### READING TEXT
The following constitutes Amendment
No. 6 to the Schedule 13D filed by the undersigned (“Amendment No. 6”). This Amendment No.6 amends the Schedule 13D as specifically
set forth herein.
| Item 4. | Purpose of Transaction. |
Item 4 is hereby amended to
add the following:
On April 12, 2023, ETFS delivered
a letter to the Issuer (the “Nomination Letter”) nominating a slate of three highly qualified director candidates, as evidenced
by their biographies below, consisting of Bruce E. Aust, Tonia Pankopf and Graham Tuckwell (collectively, the “Nominees”),
for election to the Board of Directors of the Issuer (the “Board”) at the Issuer’s 2023 annual meeting of stockholders
(the “Annual Meeting”).
On April 12, 2023, the Reporting
Persons issued a press release and public letter to the Board notifying the Board of the nomination of the Nominees for election at the
Annual Meeting and describing the Reporting Persons’ views concerning the need for further change on the Board and the opportunity
for value creation at the Issuer. The full text of the press release and public letter are attached hereto as Exhibit 99.1 and incorporated
herein by reference.

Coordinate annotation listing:
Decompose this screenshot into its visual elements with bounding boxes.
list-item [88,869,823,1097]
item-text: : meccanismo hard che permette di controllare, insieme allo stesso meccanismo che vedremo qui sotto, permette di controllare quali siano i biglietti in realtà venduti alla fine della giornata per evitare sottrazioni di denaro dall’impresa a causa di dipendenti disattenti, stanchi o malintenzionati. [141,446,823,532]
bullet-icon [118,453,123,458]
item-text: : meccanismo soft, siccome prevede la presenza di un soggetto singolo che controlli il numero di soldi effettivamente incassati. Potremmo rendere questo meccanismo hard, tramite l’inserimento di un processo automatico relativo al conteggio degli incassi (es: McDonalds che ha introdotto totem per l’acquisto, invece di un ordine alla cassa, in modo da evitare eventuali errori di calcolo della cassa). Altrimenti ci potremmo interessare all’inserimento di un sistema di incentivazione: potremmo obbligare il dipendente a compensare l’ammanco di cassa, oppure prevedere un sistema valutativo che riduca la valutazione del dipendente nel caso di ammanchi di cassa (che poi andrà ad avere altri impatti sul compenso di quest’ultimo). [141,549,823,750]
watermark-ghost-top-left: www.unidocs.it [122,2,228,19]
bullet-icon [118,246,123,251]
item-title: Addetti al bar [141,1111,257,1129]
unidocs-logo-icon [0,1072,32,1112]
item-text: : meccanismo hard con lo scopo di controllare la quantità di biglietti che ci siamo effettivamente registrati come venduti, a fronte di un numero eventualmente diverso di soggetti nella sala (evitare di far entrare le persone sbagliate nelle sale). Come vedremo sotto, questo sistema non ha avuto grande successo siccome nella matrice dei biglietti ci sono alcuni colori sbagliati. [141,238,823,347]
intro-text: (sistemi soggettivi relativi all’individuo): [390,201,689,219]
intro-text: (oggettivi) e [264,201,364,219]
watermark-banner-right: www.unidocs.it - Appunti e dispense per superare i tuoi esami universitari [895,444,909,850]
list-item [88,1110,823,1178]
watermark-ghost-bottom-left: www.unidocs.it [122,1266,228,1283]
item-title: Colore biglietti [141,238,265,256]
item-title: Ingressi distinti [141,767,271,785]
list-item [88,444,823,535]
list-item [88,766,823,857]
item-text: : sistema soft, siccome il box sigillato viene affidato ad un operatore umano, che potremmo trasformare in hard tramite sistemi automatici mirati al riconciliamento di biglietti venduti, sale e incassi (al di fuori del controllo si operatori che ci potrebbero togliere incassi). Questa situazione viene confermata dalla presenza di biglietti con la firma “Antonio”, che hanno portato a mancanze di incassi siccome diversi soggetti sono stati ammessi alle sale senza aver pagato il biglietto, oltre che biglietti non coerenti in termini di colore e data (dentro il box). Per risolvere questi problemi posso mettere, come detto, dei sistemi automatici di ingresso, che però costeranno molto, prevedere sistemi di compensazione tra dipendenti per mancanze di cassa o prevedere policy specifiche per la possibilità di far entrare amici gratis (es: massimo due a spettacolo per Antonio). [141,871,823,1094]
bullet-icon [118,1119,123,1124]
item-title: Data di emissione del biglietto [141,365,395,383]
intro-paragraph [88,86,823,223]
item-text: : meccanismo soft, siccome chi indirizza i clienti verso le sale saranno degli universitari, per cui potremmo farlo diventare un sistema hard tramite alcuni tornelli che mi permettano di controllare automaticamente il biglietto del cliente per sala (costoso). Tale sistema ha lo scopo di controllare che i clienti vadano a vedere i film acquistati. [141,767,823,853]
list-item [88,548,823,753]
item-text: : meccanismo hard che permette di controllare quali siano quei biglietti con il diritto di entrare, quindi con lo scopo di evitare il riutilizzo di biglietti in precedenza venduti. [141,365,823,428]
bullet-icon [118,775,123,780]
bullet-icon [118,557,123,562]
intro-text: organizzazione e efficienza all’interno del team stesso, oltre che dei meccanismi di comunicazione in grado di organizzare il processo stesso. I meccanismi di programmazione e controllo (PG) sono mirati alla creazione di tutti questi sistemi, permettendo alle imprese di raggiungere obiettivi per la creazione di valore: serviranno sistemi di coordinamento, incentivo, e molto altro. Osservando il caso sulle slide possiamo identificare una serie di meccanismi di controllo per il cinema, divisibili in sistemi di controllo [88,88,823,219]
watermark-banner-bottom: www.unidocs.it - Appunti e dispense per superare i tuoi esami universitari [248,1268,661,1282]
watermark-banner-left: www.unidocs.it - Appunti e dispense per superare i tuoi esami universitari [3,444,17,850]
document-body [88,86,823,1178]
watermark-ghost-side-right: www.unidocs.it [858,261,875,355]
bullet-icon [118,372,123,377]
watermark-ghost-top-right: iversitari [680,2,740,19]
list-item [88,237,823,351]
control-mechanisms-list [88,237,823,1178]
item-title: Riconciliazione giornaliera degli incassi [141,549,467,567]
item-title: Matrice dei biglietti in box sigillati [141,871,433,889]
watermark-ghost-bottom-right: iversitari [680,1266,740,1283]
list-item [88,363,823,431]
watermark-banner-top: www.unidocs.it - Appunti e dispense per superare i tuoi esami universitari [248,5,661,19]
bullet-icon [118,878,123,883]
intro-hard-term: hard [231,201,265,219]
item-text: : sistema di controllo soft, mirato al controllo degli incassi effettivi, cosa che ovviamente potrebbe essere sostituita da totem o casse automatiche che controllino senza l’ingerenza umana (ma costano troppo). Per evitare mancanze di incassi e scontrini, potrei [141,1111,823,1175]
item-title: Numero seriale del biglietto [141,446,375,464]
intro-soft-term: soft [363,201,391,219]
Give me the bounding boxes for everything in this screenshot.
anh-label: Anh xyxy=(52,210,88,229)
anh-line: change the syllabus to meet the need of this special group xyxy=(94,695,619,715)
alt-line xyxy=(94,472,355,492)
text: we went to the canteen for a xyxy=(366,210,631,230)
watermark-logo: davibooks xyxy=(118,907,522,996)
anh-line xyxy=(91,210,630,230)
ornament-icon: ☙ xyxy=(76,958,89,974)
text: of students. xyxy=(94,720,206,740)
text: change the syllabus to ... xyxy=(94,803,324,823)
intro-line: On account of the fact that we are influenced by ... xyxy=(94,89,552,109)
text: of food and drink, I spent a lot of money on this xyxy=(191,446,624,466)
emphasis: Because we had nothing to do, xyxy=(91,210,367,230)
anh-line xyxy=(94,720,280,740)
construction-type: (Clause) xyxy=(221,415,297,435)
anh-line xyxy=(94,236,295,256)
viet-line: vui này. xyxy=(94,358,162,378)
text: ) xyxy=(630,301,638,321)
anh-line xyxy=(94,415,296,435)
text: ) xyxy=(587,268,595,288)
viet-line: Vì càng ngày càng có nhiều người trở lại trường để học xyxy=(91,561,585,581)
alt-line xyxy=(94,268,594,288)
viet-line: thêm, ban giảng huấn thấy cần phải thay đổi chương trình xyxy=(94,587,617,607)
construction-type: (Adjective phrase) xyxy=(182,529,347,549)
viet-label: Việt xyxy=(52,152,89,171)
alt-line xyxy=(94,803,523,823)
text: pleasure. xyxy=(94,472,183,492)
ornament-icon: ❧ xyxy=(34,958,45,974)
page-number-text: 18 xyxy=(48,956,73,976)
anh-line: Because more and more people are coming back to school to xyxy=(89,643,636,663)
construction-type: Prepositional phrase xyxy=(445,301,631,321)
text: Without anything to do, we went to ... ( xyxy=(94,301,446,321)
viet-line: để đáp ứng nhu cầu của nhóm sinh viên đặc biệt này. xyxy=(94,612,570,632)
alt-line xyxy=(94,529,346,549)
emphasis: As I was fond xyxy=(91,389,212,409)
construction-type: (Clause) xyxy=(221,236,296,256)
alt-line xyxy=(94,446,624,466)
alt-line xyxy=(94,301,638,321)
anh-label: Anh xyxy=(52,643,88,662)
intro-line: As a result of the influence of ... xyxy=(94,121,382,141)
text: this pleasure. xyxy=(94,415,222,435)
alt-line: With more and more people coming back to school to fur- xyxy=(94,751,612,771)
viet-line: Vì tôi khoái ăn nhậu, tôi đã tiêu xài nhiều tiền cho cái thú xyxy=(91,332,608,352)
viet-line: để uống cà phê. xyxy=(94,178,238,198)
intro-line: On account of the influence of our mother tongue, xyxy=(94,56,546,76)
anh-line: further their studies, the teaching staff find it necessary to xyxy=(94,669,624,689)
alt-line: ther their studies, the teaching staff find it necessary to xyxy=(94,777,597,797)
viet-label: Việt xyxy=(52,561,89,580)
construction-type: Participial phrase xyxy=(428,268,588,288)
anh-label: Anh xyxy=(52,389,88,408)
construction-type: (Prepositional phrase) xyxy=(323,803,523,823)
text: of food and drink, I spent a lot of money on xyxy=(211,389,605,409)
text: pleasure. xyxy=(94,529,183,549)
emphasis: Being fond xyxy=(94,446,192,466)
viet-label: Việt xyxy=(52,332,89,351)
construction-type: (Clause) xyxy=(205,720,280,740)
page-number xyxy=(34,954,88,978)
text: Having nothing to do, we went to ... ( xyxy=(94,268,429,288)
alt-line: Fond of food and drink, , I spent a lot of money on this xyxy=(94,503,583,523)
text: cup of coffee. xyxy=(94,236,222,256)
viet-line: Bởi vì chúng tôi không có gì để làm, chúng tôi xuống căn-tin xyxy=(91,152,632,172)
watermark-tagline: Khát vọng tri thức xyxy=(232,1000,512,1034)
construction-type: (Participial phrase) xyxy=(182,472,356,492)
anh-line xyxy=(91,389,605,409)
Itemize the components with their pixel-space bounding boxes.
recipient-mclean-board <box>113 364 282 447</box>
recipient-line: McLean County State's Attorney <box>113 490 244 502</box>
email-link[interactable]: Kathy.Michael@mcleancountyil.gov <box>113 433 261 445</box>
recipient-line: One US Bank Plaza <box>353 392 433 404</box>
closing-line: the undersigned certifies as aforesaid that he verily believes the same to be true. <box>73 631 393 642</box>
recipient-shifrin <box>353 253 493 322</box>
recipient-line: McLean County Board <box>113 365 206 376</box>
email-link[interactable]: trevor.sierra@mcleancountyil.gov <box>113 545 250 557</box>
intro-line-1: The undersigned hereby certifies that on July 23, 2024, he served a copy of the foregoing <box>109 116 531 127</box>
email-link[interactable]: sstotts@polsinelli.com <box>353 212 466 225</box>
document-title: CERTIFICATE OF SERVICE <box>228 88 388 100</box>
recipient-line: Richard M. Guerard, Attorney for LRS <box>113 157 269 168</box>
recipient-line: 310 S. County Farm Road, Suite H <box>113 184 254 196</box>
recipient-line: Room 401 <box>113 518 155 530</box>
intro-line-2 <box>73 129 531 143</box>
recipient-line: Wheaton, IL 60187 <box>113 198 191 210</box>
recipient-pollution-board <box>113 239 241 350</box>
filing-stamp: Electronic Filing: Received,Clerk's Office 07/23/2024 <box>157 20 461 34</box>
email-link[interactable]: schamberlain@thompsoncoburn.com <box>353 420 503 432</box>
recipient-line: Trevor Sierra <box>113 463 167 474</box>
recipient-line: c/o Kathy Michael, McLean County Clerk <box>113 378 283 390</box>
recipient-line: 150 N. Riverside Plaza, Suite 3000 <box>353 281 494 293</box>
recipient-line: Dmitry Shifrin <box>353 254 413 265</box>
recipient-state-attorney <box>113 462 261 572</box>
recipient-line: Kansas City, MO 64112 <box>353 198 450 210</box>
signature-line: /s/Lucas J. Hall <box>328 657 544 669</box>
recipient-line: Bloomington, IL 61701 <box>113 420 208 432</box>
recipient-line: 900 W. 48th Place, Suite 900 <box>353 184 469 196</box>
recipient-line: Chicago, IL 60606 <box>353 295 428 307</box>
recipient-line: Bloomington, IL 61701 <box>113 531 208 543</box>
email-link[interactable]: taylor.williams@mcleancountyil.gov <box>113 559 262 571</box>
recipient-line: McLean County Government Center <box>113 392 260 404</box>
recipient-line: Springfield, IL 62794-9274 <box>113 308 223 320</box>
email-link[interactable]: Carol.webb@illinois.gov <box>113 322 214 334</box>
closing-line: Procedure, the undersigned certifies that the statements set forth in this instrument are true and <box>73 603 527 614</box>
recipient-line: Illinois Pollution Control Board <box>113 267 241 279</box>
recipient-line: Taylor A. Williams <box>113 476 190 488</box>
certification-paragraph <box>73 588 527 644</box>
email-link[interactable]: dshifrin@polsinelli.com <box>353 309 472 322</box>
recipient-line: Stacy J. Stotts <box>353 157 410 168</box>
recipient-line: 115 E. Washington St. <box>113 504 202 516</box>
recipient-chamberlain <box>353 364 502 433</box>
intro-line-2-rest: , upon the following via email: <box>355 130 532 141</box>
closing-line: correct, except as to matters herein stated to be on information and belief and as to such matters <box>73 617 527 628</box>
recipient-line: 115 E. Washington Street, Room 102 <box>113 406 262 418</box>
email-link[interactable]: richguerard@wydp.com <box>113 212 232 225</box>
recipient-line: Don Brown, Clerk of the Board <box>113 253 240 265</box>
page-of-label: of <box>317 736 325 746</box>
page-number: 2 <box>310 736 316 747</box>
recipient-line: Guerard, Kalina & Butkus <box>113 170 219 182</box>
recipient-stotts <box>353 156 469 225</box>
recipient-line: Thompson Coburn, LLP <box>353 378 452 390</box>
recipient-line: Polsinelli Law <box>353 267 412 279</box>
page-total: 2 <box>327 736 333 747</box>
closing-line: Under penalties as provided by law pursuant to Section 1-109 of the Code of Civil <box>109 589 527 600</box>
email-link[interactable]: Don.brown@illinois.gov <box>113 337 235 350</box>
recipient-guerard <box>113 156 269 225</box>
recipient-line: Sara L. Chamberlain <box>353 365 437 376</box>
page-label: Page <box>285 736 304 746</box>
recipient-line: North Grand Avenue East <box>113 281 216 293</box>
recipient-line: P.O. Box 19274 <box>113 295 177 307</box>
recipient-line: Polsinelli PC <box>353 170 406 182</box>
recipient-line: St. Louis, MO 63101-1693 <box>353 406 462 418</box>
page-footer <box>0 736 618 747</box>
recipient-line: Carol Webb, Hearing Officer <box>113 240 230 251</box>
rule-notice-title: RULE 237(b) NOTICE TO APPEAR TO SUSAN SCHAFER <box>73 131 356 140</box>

### DO THIS
Repeat the Schedule 13D amendment passage above in full, word for word.

### RESULT OF THIS EXERCISE
The following constitutes Amendment
No. 6 to the Schedule 13D filed by the undersigned (“Amendment No. 6”). This Amendment No.6 amends the Schedule 13D as specifically
set forth herein.
| Item 4. | Purpose of Transaction. |
Item 4 is hereby amended to
add the following:
On April 12, 2023, ETFS delivered
a letter to the Issuer (the “Nomination Letter”) nominating a slate of three highly qualified director candidates, as evidenced
by their biographies below, consisting of Bruce E. Aust, Tonia Pankopf and Graham Tuckwell (collectively, the “Nominees”),
for election to the Board of Directors of the Issuer (the “Board”) at the Issuer’s 2023 annual meeting of stockholders
(the “Annual Meeting”).
On April 12, 2023, the Reporting
Persons issued a press release and public letter to the Board notifying the Board of the nomination of the Nominees for election at the
Annual Meeting and describing the Reporting Persons’ views concerning the need for further change on the Board and the opportunity
for value creation at the Issuer. The full text of the press release and public letter are attached hereto as Exhibit 99.1 and incorporated
herein by reference.